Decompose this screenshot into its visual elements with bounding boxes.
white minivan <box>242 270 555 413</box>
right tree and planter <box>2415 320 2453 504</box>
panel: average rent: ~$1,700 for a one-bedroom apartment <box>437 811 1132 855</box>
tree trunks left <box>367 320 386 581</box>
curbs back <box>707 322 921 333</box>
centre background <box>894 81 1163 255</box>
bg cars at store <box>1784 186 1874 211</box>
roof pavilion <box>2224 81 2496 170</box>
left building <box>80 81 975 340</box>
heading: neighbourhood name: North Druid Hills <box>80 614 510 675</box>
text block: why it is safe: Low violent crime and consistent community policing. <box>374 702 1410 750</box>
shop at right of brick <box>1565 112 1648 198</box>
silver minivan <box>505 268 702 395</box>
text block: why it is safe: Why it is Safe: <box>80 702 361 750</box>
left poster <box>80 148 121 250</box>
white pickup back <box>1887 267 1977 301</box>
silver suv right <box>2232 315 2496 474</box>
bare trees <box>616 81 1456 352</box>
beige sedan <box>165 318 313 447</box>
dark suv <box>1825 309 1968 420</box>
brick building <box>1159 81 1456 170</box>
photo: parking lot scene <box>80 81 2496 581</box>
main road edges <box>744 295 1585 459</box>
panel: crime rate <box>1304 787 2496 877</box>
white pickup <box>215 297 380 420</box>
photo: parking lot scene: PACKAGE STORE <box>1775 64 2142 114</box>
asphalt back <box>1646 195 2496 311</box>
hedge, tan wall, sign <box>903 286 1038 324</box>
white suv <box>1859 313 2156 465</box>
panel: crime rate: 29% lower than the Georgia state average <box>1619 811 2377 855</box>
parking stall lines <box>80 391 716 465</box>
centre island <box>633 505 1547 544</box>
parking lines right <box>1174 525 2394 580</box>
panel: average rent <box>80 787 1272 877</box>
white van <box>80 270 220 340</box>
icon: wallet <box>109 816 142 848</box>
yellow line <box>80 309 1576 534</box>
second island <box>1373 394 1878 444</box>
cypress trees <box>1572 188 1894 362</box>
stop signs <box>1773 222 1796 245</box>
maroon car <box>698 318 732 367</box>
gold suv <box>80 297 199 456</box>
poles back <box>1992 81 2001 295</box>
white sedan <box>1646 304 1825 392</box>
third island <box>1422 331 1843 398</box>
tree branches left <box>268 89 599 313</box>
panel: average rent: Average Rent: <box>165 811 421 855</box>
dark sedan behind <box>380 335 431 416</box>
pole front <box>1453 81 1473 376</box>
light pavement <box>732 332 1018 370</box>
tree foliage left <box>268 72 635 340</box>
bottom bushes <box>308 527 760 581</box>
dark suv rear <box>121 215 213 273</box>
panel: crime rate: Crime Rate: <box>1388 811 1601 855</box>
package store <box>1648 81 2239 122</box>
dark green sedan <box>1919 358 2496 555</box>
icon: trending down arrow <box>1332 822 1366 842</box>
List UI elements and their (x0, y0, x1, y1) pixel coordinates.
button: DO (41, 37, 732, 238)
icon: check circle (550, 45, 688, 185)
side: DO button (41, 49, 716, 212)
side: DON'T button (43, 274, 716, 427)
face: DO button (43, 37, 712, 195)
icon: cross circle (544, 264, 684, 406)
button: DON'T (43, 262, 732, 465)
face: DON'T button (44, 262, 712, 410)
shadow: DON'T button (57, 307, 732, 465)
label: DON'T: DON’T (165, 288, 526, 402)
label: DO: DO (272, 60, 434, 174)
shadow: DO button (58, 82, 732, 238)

══════════════════════════════

*Task*
Reproduce the rows above without changing anything.

*Expected output*
Decompose this screenshot into its visual elements with bounding boxes.
white minivan <box>242 270 555 413</box>
right tree and planter <box>2415 320 2453 504</box>
panel: average rent: ~$1,700 for a one-bedroom apartment <box>437 811 1132 855</box>
tree trunks left <box>367 320 386 581</box>
curbs back <box>707 322 921 333</box>
centre background <box>894 81 1163 255</box>
bg cars at store <box>1784 186 1874 211</box>
roof pavilion <box>2224 81 2496 170</box>
left building <box>80 81 975 340</box>
heading: neighbourhood name: North Druid Hills <box>80 614 510 675</box>
text block: why it is safe: Low violent crime and consistent community policing. <box>374 702 1410 750</box>
shop at right of brick <box>1565 112 1648 198</box>
silver minivan <box>505 268 702 395</box>
text block: why it is safe: Why it is Safe: <box>80 702 361 750</box>
left poster <box>80 148 121 250</box>
white pickup back <box>1887 267 1977 301</box>
silver suv right <box>2232 315 2496 474</box>
bare trees <box>616 81 1456 352</box>
beige sedan <box>165 318 313 447</box>
dark suv <box>1825 309 1968 420</box>
brick building <box>1159 81 1456 170</box>
photo: parking lot scene <box>80 81 2496 581</box>
main road edges <box>744 295 1585 459</box>
panel: crime rate <box>1304 787 2496 877</box>
white pickup <box>215 297 380 420</box>
photo: parking lot scene: PACKAGE STORE <box>1775 64 2142 114</box>
asphalt back <box>1646 195 2496 311</box>
hedge, tan wall, sign <box>903 286 1038 324</box>
white suv <box>1859 313 2156 465</box>
panel: crime rate: 29% lower than the Georgia state average <box>1619 811 2377 855</box>
parking stall lines <box>80 391 716 465</box>
centre island <box>633 505 1547 544</box>
parking lines right <box>1174 525 2394 580</box>
panel: average rent <box>80 787 1272 877</box>
white van <box>80 270 220 340</box>
icon: wallet <box>109 816 142 848</box>
yellow line <box>80 309 1576 534</box>
second island <box>1373 394 1878 444</box>
cypress trees <box>1572 188 1894 362</box>
stop signs <box>1773 222 1796 245</box>
maroon car <box>698 318 732 367</box>
gold suv <box>80 297 199 456</box>
poles back <box>1992 81 2001 295</box>
white sedan <box>1646 304 1825 392</box>
third island <box>1422 331 1843 398</box>
tree branches left <box>268 89 599 313</box>
panel: average rent: Average Rent: <box>165 811 421 855</box>
dark sedan behind <box>380 335 431 416</box>
pole front <box>1453 81 1473 376</box>
light pavement <box>732 332 1018 370</box>
tree foliage left <box>268 72 635 340</box>
bottom bushes <box>308 527 760 581</box>
dark suv rear <box>121 215 213 273</box>
panel: crime rate: Crime Rate: <box>1388 811 1601 855</box>
package store <box>1648 81 2239 122</box>
dark green sedan <box>1919 358 2496 555</box>
icon: trending down arrow <box>1332 822 1366 842</box>
List UI elements and their (x0, y0, x1, y1) pixel coordinates.
button: DO (41, 37, 732, 238)
icon: check circle (550, 45, 688, 185)
side: DO button (41, 49, 716, 212)
side: DON'T button (43, 274, 716, 427)
face: DO button (43, 37, 712, 195)
icon: cross circle (544, 264, 684, 406)
button: DON'T (43, 262, 732, 465)
face: DON'T button (44, 262, 712, 410)
shadow: DON'T button (57, 307, 732, 465)
label: DON'T: DON’T (165, 288, 526, 402)
label: DO: DO (272, 60, 434, 174)
shadow: DO button (58, 82, 732, 238)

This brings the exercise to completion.